WHAT YOU NEED TO DO: Output every line exactly as written. Leave out pictures.

Figure data in JSON:

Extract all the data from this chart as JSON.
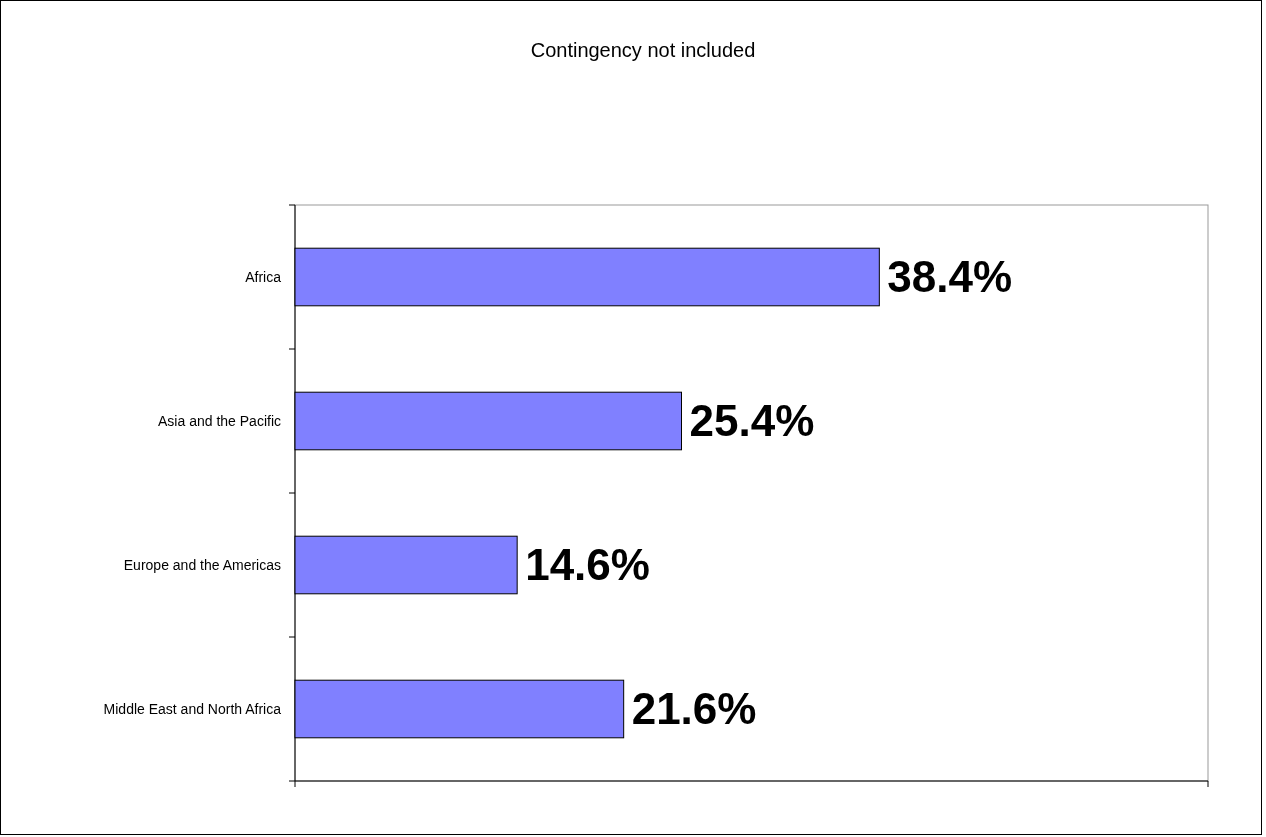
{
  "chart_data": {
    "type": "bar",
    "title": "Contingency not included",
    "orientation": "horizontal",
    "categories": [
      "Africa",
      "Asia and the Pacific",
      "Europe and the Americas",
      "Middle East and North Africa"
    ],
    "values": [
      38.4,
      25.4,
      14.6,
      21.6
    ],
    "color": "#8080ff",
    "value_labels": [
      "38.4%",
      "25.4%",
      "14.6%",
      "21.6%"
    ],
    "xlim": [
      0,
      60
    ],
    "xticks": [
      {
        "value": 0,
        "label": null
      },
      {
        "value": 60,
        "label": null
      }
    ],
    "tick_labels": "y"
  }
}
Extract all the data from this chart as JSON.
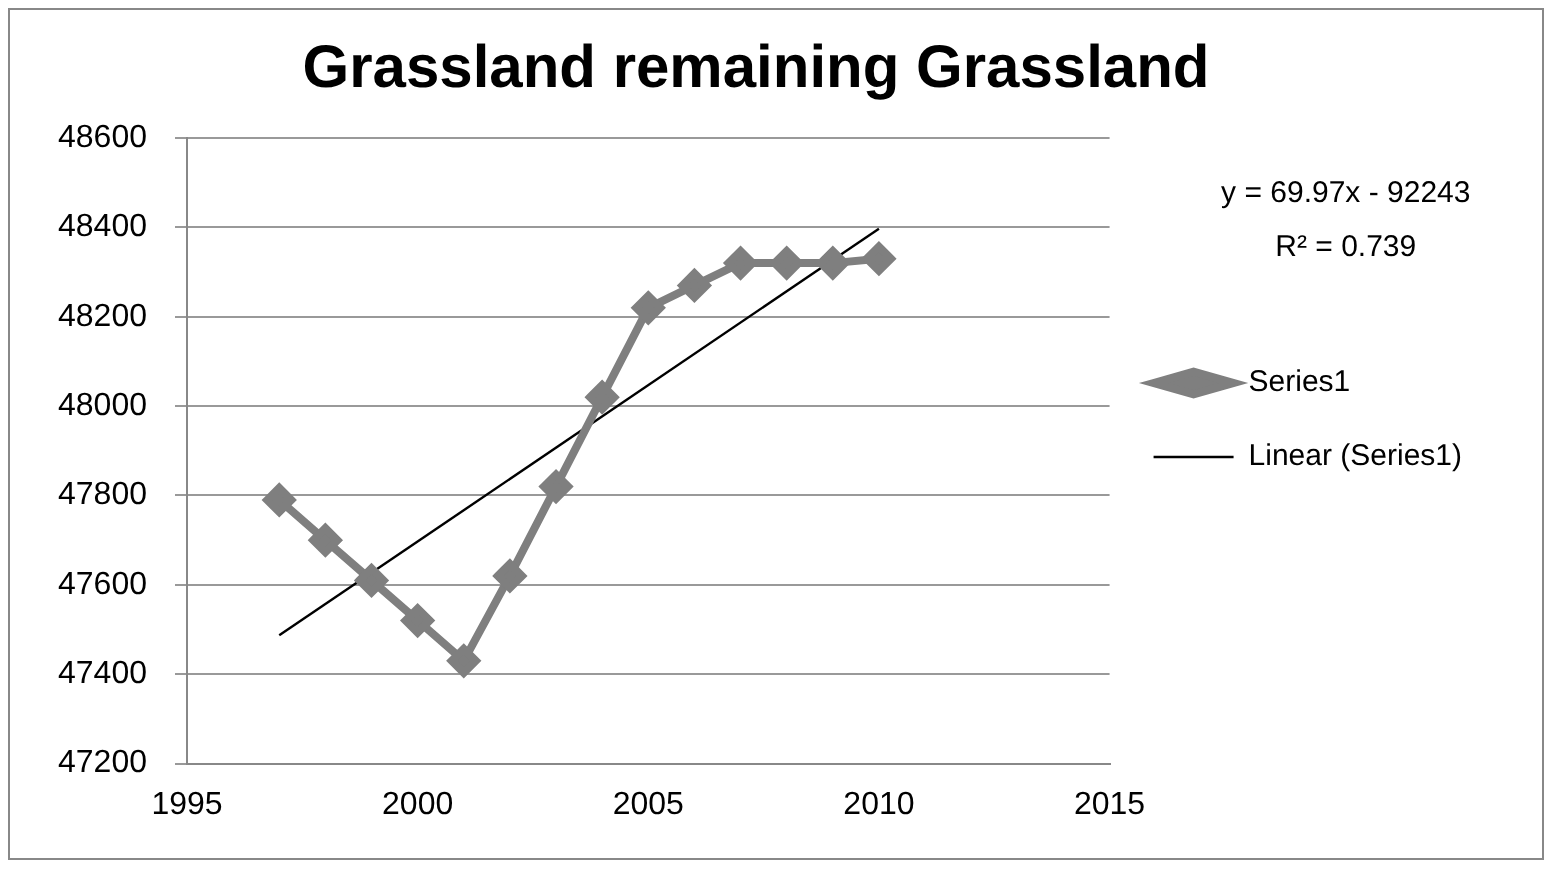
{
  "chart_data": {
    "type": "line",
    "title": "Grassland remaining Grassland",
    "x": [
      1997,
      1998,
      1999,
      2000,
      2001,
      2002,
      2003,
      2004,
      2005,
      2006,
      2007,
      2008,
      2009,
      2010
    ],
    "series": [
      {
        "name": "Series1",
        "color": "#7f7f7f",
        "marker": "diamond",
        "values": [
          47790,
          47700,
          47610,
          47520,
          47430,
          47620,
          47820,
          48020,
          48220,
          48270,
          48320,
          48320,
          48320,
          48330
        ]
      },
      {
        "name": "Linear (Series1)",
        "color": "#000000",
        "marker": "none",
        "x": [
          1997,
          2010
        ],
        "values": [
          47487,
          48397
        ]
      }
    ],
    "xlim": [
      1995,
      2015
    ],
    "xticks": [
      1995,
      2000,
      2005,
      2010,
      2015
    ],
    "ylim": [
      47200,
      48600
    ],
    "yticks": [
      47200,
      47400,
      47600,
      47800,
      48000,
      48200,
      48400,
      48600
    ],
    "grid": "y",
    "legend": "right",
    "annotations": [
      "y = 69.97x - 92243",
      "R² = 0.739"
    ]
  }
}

TASK OUTPUT:
Extract all the data from this chart as JSON.
{
  "chart_data": {
    "type": "bar",
    "title": "Contingency not included",
    "orientation": "horizontal",
    "categories": [
      "Africa",
      "Asia and the Pacific",
      "Europe and the Americas",
      "Middle East and North Africa"
    ],
    "values": [
      38.4,
      25.4,
      14.6,
      21.6
    ],
    "color": "#8080ff",
    "value_labels": [
      "38.4%",
      "25.4%",
      "14.6%",
      "21.6%"
    ],
    "xlim": [
      0,
      60
    ],
    "xticks": [
      {
        "value": 0,
        "label": null
      },
      {
        "value": 60,
        "label": null
      }
    ],
    "tick_labels": "y"
  }
}
Extract all the data from this chart as JSON.
{
  "chart_data": {
    "type": "line",
    "title": "Grassland remaining Grassland",
    "x": [
      1997,
      1998,
      1999,
      2000,
      2001,
      2002,
      2003,
      2004,
      2005,
      2006,
      2007,
      2008,
      2009,
      2010
    ],
    "series": [
      {
        "name": "Series1",
        "color": "#7f7f7f",
        "marker": "diamond",
        "values": [
          47790,
          47700,
          47610,
          47520,
          47430,
          47620,
          47820,
          48020,
          48220,
          48270,
          48320,
          48320,
          48320,
          48330
        ]
      },
      {
        "name": "Linear (Series1)",
        "color": "#000000",
        "marker": "none",
        "x": [
          1997,
          2010
        ],
        "values": [
          47487,
          48397
        ]
      }
    ],
    "xlim": [
      1995,
      2015
    ],
    "xticks": [
      1995,
      2000,
      2005,
      2010,
      2015
    ],
    "ylim": [
      47200,
      48600
    ],
    "yticks": [
      47200,
      47400,
      47600,
      47800,
      48000,
      48200,
      48400,
      48600
    ],
    "grid": "y",
    "legend": "right",
    "annotations": [
      "y = 69.97x - 92243",
      "R² = 0.739"
    ]
  }
}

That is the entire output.